(Collected data entries)
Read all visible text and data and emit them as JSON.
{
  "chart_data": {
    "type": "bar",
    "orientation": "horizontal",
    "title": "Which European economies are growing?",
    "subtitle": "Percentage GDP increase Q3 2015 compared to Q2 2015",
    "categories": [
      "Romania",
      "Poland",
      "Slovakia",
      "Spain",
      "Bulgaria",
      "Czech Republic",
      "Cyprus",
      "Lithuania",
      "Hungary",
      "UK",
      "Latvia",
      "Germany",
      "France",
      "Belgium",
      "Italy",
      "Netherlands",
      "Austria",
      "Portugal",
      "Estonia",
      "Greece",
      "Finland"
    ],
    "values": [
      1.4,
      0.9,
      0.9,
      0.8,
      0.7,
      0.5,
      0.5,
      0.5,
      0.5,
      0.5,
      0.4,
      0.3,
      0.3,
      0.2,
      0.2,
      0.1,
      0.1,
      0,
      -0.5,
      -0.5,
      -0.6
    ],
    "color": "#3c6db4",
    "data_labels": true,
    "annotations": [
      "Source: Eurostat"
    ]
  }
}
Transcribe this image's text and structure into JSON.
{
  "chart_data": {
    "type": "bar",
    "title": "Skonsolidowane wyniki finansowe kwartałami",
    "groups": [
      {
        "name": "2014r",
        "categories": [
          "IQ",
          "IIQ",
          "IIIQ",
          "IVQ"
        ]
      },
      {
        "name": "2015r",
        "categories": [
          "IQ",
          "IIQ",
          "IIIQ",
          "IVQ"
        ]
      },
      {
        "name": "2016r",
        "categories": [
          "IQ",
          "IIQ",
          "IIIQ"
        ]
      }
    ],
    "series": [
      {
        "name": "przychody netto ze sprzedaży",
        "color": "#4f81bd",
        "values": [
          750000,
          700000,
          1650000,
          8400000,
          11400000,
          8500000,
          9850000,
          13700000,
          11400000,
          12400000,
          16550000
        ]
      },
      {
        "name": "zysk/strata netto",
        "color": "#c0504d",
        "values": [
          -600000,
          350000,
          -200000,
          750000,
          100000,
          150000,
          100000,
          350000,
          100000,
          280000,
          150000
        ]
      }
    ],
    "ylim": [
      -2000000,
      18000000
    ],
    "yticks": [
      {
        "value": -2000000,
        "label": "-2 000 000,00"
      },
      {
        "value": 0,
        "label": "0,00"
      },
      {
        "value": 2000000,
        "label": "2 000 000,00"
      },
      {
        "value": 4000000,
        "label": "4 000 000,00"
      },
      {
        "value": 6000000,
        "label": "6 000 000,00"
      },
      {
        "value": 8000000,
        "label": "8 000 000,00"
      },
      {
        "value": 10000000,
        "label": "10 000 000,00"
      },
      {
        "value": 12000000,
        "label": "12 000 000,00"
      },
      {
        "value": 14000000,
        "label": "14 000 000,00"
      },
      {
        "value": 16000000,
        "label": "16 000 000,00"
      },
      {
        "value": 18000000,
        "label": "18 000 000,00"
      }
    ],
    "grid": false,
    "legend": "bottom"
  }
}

* **Work to complete**:
Extract the complete set of records unchanged.

* **Task result**:
Read all visible text and data and emit them as JSON.
{
  "chart_data": {
    "type": "bar",
    "orientation": "horizontal",
    "title": "Which European economies are growing?",
    "subtitle": "Percentage GDP increase Q3 2015 compared to Q2 2015",
    "categories": [
      "Romania",
      "Poland",
      "Slovakia",
      "Spain",
      "Bulgaria",
      "Czech Republic",
      "Cyprus",
      "Lithuania",
      "Hungary",
      "UK",
      "Latvia",
      "Germany",
      "France",
      "Belgium",
      "Italy",
      "Netherlands",
      "Austria",
      "Portugal",
      "Estonia",
      "Greece",
      "Finland"
    ],
    "values": [
      1.4,
      0.9,
      0.9,
      0.8,
      0.7,
      0.5,
      0.5,
      0.5,
      0.5,
      0.5,
      0.4,
      0.3,
      0.3,
      0.2,
      0.2,
      0.1,
      0.1,
      0,
      -0.5,
      -0.5,
      -0.6
    ],
    "color": "#3c6db4",
    "data_labels": true,
    "annotations": [
      "Source: Eurostat"
    ]
  }
}
Transcribe this image's text and structure into JSON.
{
  "chart_data": {
    "type": "bar",
    "title": "Skonsolidowane wyniki finansowe kwartałami",
    "groups": [
      {
        "name": "2014r",
        "categories": [
          "IQ",
          "IIQ",
          "IIIQ",
          "IVQ"
        ]
      },
      {
        "name": "2015r",
        "categories": [
          "IQ",
          "IIQ",
          "IIIQ",
          "IVQ"
        ]
      },
      {
        "name": "2016r",
        "categories": [
          "IQ",
          "IIQ",
          "IIIQ"
        ]
      }
    ],
    "series": [
      {
        "name": "przychody netto ze sprzedaży",
        "color": "#4f81bd",
        "values": [
          750000,
          700000,
          1650000,
          8400000,
          11400000,
          8500000,
          9850000,
          13700000,
          11400000,
          12400000,
          16550000
        ]
      },
      {
        "name": "zysk/strata netto",
        "color": "#c0504d",
        "values": [
          -600000,
          350000,
          -200000,
          750000,
          100000,
          150000,
          100000,
          350000,
          100000,
          280000,
          150000
        ]
      }
    ],
    "ylim": [
      -2000000,
      18000000
    ],
    "yticks": [
      {
        "value": -2000000,
        "label": "-2 000 000,00"
      },
      {
        "value": 0,
        "label": "0,00"
      },
      {
        "value": 2000000,
        "label": "2 000 000,00"
      },
      {
        "value": 4000000,
        "label": "4 000 000,00"
      },
      {
        "value": 6000000,
        "label": "6 000 000,00"
      },
      {
        "value": 8000000,
        "label": "8 000 000,00"
      },
      {
        "value": 10000000,
        "label": "10 000 000,00"
      },
      {
        "value": 12000000,
        "label": "12 000 000,00"
      },
      {
        "value": 14000000,
        "label": "14 000 000,00"
      },
      {
        "value": 16000000,
        "label": "16 000 000,00"
      },
      {
        "value": 18000000,
        "label": "18 000 000,00"
      }
    ],
    "grid": false,
    "legend": "bottom"
  }
}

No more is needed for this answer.